• [STATED TASK] Sort through the data and copy the lines holding the word "accordance".

Extracted data entries
>>>

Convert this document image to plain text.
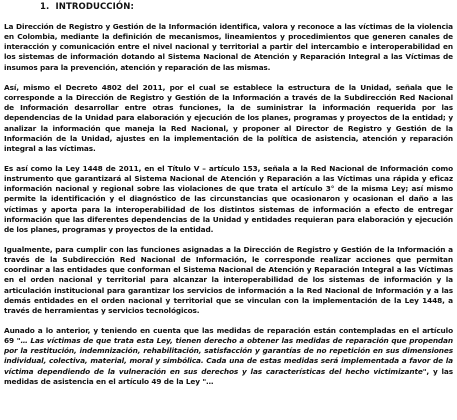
1. INTRODUCCIÓN:

La Dirección de Registro y Gestión de la Información identifica, valora y reconoce a las víctimas de la violencia en Colombia, mediante la definición de mecanismos, lineamientos y procedimientos que generen canales de interacción y comunicación entre el nivel nacional y territorial a partir del intercambio e interoperabilidad en los sistemas de información dotando al Sistema Nacional de Atención y Reparación Integral a las Víctimas de insumos para la prevención, atención y reparación de las mismas.

Así, mismo el Decreto 4802 del 2011, por el cual se establece la estructura de la Unidad, señala que le corresponde a la Dirección de Registro y Gestión de la Información a través de la Subdirección Red Nacional de Información desarrollar entre otras funciones, la de suministrar la información requerida por las dependencias de la Unidad para elaboración y ejecución de los planes, programas y proyectos de la entidad; y analizar la información que maneja la Red Nacional, y proponer al Director de Registro y Gestión de la Información de la Unidad, ajustes en la implementación de la política de asistencia, atención y reparación integral a las víctimas.

Es así como la Ley 1448 de 2011, en el Título V – artículo 153, señala a la Red Nacional de Información como instrumento que garantizará al Sistema Nacional de Atención y Reparación a las Víctimas una rápida y eficaz información nacional y regional sobre las violaciones de que trata el artículo 3° de la misma Ley; así mismo permite la identificación y el diagnóstico de las circunstancias que ocasionaron y ocasionan el daño a las víctimas y aporta para la interoperabilidad de los distintos sistemas de información a efecto de entregar información que las diferentes dependencias de la Unidad y entidades requieran para elaboración y ejecución de los planes, programas y proyectos de la entidad.

Igualmente, para cumplir con las funciones asignadas a la Dirección de Registro y Gestión de la Información a través de la Subdirección Red Nacional de Información, le corresponde realizar acciones que permitan coordinar a las entidades que conforman el Sistema Nacional de Atención y Reparación Integral a las Víctimas en el orden nacional y territorial para alcanzar la interoperabilidad de los sistemas de información y la articulación institucional para garantizar los servicios de información a la Red Nacional de Información y a las demás entidades en el orden nacional y territorial que se vinculan con la implementación de la Ley 1448, a través de herramientas y servicios tecnológicos.

Aunado a lo anterior, y teniendo en cuenta que las medidas de reparación están contempladas en el artículo 69 "… Las víctimas de que trata esta Ley, tienen derecho a obtener las medidas de reparación que propendan por la restitución, indemnización, rehabilitación, satisfacción y garantías de no repetición en sus dimensiones individual, colectiva, material, moral y simbólica. Cada una de estas medidas será implementada a favor de la víctima dependiendo de la vulneración en sus derechos y las características del hecho victimizante", y las medidas de asistencia en el artículo 49 de la Ley "…
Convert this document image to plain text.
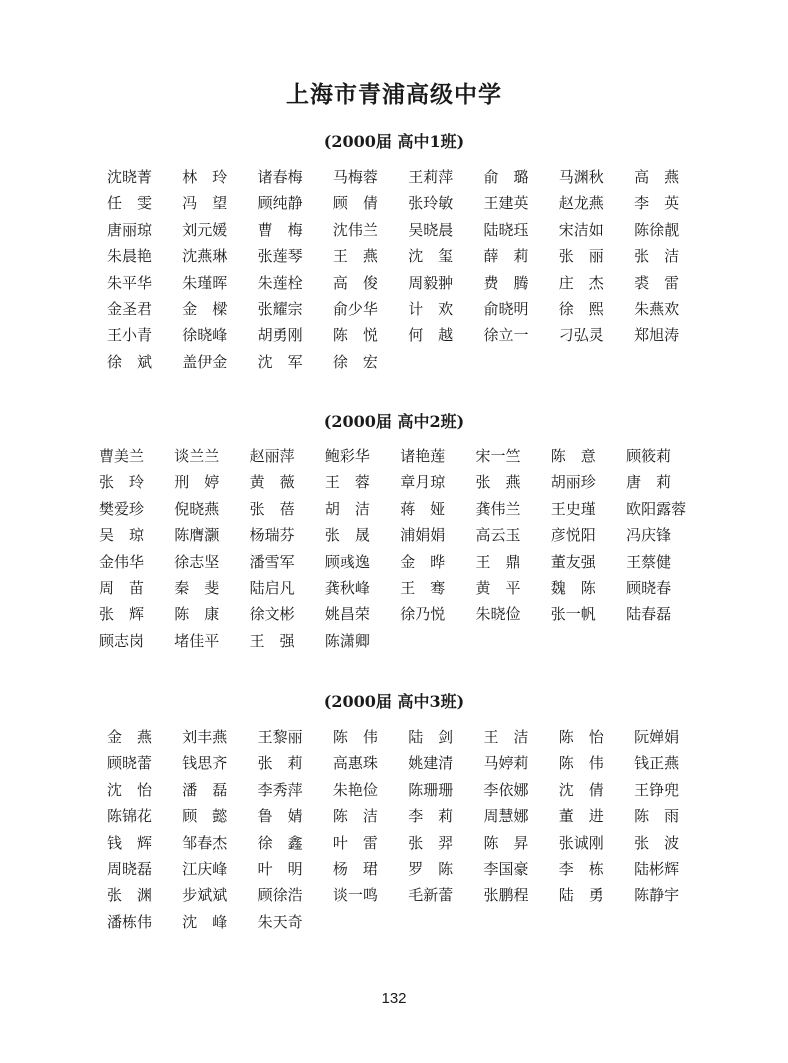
上海市青浦高级中学
(2000届 高中1班)
沈晓菁 林 玲 诸春梅 马梅蓉 王莉萍 俞 璐 马渊秋 高 燕
任 雯 冯 望 顾纯静 顾 倩 张玲敏 王建英 赵龙燕 李 英
唐丽琼 刘元媛 曹 梅 沈伟兰 吴晓晨 陆晓珏 宋洁如 陈徐靓
朱晨艳 沈燕琳 张莲琴 王 燕 沈 玺 薛 莉 张 丽 张 洁
朱平华 朱瑾晖 朱莲栓 高 俊 周毅翀 费 腾 庄 杰 裘 雷
金圣君 金 樑 张耀宗 俞少华 计 欢 俞晓明 徐 熙 朱燕欢
王小青 徐晓峰 胡勇刚 陈 悦 何 越 徐立一 刁弘灵 郑旭涛
徐 斌 盖伊金 沈 军 徐 宏
(2000届 高中2班)
曹美兰 谈兰兰 赵丽萍 鲍彩华 诸艳莲 宋一竺 陈 意 顾筱莉
张 玲 刑 婷 黄 薇 王 蓉 章月琼 张 燕 胡丽珍 唐 莉
樊爱珍 倪晓燕 张 蓓 胡 洁 蒋 娅 龚伟兰 王史瑾 欧阳露蓉
吴 琼 陈膺灏 杨瑞芬 张 晟 浦娟娟 高云玉 彦悦阳 冯庆锋
金伟华 徐志坚 潘雪军 顾彧逸 金 晔 王 鼎 董友强 王蔡健
周 苗 秦 斐 陆启凡 龚秋峰 王 骞 黄 平 魏 陈 顾晓春
张 辉 陈 康 徐文彬 姚昌荣 徐乃悦 朱晓俭 张一帆 陆春磊
顾志岗 堵佳平 王 强 陈潇卿
(2000届 高中3班)
金 燕 刘丰燕 王黎丽 陈 伟 陆 剑 王 洁 陈 怡 阮婵娟
顾晓蕾 钱思齐 张 莉 高惠珠 姚建清 马婷莉 陈 伟 钱正燕
沈 怡 潘 磊 李秀萍 朱艳俭 陈珊珊 李依娜 沈 倩 王铮兜
陈锦花 顾 懿 鲁 婧 陈 洁 李 莉 周慧娜 董 进 陈 雨
钱 辉 邹春杰 徐 鑫 叶 雷 张 羿 陈 昇 张诚刚 张 波
周晓磊 江庆峰 叶 明 杨 珺 罗 陈 李国豪 李 栋 陆彬辉
张 渊 步斌斌 顾徐浩 谈一鸣 毛新蕾 张鹏程 陆 勇 陈静宇
潘栋伟 沈 峰 朱天奇
132
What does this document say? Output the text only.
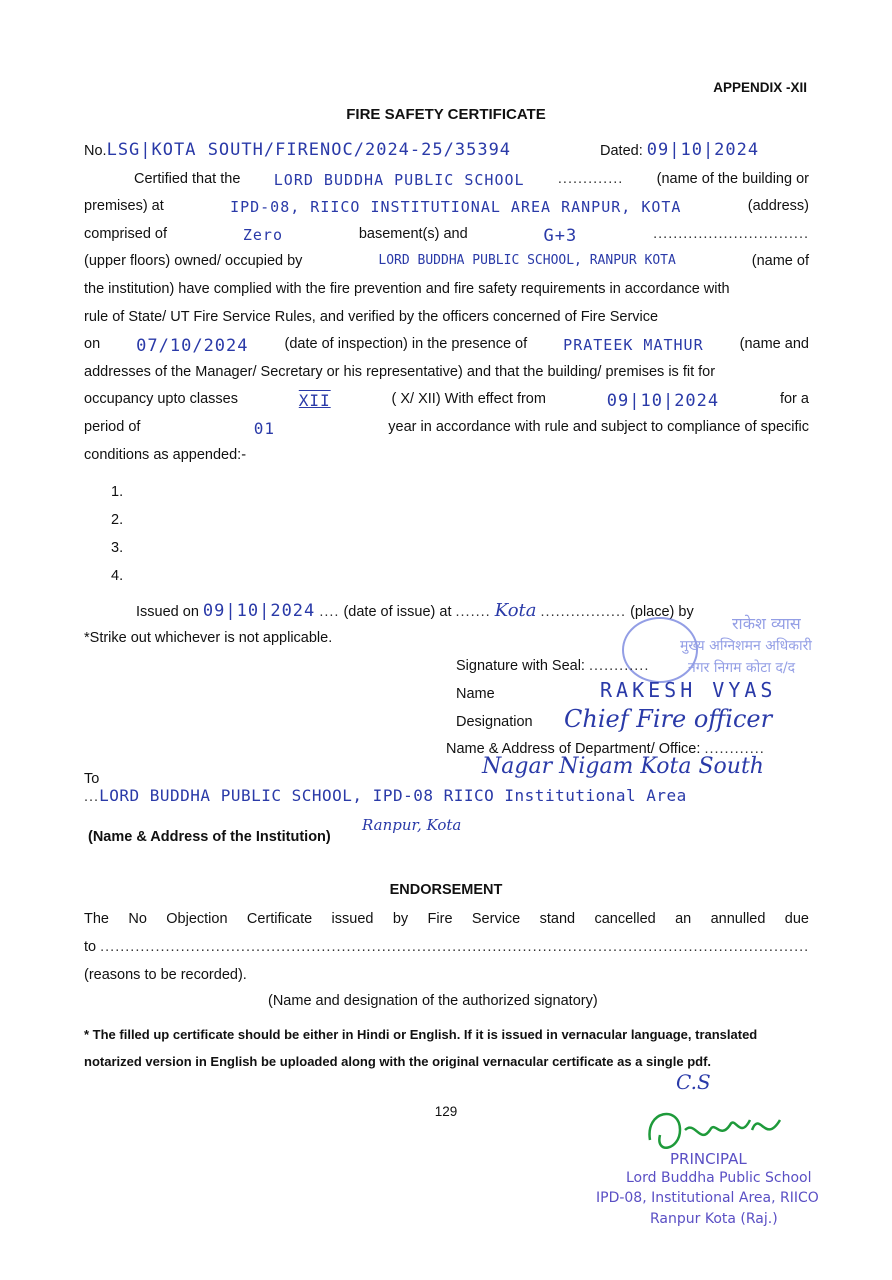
APPENDIX -XII
FIRE SAFETY CERTIFICATE
No.LSG|KOTA SOUTH/FIRENOC/2024-25/35394	Dated: 09|10|2024
Certified that the LORD BUDDHA PUBLIC SCHOOL ............. (name of the building or
premises) at	IPD-08, RIICO INSTITUTIONAL AREA RANPUR, KOTA	(address)
comprised of	Zero	basement(s) and	G+3	...............................
(upper floors) owned/ occupied by	LORD BUDDHA PUBLIC SCHOOL, RANPUR KOTA	(name of
the institution) have complied with the fire prevention and fire safety requirements in accordance with
rule of State/ UT Fire Service Rules, and verified by the officers concerned of Fire Service
on 07/10/2024 (date of inspection) in the presence of PRATEEK MATHUR (name and
addresses of the Manager/ Secretary or his representative) and that the building/ premises is fit for
occupancy upto classes	XII	( X/ XII) With effect from	09|10|2024	for a
period of	01	year in accordance with rule and subject to compliance of specific
conditions as appended:-
1.
2.
3.
4.
Issued on 09|10|2024 .... (date of issue) at ....... Kota ................. (place) by
*Strike out whichever is not applicable.
राकेश व्यास
मुख्य अग्निशमन अधिकारी
नगर निगम कोटा द/द
Signature with Seal: ............
Name	RAKESH VYAS
Designation Chief Fire officer
Name & Address of Department/ Office: ............
Nagar Nigam Kota South
To
...LORD BUDDHA PUBLIC SCHOOL, IPD-08 RIICO Institutional Area
(Name & Address of the Institution)
Ranpur, Kota
ENDORSEMENT
The No Objection Certificate issued by Fire Service stand cancelled an annulled due
to .............................................................................................................................................
(reasons to be recorded).
(Name and designation of the authorized signatory)
* The filled up certificate should be either in Hindi or English. If it is issued in vernacular language, translated notarized version in English be uploaded along with the original vernacular certificate as a single pdf.
129
C.S
PRINCIPAL
Lord Buddha Public School
IPD-08, Institutional Area, RIICO
Ranpur Kota (Raj.)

<<<

• [ANSWER FOR THE TASK]
the institution) have complied with the fire prevention and fire safety requirements in accordance with
period of	01	year in accordance with rule and subject to compliance of specific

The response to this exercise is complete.